Given request:
In the listing that follows, how many lines contain "JSON"? Give the number only.
──────── Given entries
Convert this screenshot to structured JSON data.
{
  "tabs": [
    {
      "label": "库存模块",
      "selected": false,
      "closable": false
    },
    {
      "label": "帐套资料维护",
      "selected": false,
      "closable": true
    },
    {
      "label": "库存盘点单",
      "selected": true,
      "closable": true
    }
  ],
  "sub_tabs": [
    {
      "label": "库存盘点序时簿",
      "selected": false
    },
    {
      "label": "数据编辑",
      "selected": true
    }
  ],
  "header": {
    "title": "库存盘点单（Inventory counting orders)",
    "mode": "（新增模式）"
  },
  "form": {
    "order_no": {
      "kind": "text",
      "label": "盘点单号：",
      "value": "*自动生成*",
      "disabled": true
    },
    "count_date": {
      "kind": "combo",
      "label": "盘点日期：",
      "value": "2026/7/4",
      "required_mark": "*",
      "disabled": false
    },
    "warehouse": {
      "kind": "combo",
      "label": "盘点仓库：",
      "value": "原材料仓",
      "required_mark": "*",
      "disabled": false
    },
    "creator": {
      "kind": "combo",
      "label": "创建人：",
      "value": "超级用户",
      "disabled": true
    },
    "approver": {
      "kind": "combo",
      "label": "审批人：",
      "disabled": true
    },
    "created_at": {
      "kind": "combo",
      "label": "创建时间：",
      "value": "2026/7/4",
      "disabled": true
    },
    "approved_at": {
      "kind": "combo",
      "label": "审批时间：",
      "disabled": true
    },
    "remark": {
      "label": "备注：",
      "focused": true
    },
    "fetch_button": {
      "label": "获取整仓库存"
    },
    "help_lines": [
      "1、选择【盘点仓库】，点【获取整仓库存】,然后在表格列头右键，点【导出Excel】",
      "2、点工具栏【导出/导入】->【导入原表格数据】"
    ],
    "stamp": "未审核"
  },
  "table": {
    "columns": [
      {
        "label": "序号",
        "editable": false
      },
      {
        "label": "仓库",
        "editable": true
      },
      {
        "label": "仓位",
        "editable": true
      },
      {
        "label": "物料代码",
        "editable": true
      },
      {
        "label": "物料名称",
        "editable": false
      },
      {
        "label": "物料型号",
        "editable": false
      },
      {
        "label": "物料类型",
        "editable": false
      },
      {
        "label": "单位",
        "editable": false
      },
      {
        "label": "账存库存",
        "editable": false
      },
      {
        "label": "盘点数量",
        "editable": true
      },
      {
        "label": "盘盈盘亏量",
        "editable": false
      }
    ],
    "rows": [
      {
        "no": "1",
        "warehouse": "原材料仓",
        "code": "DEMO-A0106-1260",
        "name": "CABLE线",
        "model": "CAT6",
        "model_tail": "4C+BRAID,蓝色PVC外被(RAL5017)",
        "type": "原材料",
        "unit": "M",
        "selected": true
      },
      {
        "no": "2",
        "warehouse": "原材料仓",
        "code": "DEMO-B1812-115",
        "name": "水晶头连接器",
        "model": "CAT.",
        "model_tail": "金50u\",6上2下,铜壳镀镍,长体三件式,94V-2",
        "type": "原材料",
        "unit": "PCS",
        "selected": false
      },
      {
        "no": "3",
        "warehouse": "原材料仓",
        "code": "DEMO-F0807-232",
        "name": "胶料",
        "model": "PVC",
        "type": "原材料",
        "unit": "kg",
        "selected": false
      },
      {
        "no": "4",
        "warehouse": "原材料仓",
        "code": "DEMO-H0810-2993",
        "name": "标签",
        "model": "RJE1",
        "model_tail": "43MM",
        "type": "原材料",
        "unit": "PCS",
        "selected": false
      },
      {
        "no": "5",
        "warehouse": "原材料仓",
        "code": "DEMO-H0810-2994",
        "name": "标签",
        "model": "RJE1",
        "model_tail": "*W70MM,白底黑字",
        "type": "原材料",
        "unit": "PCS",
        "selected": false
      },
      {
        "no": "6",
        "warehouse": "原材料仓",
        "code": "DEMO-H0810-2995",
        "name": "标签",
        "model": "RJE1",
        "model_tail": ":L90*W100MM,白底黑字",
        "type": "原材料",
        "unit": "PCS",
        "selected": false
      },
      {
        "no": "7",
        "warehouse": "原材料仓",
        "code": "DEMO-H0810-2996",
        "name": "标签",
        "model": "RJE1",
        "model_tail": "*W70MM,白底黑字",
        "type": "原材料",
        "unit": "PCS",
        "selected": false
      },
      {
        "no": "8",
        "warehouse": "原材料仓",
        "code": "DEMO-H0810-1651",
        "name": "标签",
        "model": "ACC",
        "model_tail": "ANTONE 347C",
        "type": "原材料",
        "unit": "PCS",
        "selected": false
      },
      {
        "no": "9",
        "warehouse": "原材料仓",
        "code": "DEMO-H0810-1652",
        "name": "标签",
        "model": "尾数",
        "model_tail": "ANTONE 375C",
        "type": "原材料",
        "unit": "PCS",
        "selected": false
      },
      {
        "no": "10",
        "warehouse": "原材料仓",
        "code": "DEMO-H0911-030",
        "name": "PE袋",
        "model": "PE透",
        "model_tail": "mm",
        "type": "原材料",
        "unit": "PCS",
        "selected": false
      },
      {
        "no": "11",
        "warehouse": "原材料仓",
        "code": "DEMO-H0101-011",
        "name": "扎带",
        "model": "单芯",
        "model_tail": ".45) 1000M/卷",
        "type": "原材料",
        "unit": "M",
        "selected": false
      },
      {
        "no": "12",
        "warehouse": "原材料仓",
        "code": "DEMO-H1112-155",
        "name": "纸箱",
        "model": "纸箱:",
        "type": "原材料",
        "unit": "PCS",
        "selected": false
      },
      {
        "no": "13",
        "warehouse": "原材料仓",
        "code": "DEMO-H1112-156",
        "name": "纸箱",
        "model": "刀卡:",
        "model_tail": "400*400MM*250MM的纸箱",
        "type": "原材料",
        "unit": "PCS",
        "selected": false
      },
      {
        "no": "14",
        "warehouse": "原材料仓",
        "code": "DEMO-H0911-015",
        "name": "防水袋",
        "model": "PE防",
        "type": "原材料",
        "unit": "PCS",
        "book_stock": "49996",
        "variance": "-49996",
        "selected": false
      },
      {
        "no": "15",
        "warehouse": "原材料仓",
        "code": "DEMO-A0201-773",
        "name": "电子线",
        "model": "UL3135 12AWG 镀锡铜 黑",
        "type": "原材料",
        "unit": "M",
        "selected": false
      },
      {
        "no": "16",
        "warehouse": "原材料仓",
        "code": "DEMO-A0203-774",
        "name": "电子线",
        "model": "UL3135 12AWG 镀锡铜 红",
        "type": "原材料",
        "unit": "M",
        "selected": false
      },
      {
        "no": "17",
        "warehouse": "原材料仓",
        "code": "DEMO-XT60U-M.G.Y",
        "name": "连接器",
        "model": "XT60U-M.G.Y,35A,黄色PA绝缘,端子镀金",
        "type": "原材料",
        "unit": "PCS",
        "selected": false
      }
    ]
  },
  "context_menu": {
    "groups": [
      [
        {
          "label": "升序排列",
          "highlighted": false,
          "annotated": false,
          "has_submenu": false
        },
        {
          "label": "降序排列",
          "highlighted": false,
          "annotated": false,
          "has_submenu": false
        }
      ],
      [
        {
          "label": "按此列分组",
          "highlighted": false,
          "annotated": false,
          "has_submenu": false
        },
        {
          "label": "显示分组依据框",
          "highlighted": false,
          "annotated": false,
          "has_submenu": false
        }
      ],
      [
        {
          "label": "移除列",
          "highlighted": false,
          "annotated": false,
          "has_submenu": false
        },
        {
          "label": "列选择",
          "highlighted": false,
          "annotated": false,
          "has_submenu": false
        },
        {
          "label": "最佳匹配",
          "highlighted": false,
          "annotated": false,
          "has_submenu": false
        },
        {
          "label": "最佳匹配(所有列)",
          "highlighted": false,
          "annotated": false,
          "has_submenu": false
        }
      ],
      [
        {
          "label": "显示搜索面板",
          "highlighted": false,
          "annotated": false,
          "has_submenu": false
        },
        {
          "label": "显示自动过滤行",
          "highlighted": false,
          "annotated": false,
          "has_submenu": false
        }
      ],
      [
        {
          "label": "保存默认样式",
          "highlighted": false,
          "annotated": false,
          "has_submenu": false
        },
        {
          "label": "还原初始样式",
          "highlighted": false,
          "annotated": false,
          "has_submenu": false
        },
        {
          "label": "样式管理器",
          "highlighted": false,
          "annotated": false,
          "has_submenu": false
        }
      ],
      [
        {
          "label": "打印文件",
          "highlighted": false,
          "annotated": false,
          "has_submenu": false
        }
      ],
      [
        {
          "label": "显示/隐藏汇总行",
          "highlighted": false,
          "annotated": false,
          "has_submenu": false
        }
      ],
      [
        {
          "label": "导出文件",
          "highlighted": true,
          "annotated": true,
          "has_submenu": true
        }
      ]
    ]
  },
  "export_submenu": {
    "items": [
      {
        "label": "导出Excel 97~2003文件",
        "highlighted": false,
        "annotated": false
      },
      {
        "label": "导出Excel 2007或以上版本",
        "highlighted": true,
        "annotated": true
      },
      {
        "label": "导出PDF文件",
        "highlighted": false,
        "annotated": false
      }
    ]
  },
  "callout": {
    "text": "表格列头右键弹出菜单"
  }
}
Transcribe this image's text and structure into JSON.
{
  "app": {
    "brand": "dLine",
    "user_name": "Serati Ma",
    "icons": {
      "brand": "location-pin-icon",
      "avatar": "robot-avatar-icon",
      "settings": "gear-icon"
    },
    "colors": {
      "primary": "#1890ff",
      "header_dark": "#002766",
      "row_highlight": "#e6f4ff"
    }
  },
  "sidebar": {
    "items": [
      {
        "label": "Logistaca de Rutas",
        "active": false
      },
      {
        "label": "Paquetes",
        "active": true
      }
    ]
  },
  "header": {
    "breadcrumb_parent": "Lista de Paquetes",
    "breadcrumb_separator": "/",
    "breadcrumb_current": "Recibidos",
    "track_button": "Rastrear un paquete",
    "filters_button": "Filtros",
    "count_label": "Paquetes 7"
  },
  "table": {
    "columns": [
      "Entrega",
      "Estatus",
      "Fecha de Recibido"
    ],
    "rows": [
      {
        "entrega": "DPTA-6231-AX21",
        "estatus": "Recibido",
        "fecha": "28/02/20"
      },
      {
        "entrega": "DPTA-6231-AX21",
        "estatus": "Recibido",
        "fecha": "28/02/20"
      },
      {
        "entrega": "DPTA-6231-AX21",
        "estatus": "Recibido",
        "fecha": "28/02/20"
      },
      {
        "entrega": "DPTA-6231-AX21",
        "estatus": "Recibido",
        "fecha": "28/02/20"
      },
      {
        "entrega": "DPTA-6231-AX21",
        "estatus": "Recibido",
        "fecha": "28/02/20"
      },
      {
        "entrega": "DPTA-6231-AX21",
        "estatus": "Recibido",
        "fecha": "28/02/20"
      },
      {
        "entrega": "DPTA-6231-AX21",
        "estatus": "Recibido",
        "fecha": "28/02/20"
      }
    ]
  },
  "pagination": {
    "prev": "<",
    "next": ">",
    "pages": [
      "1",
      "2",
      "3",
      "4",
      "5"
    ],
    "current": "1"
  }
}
────────────────
Correct response:
2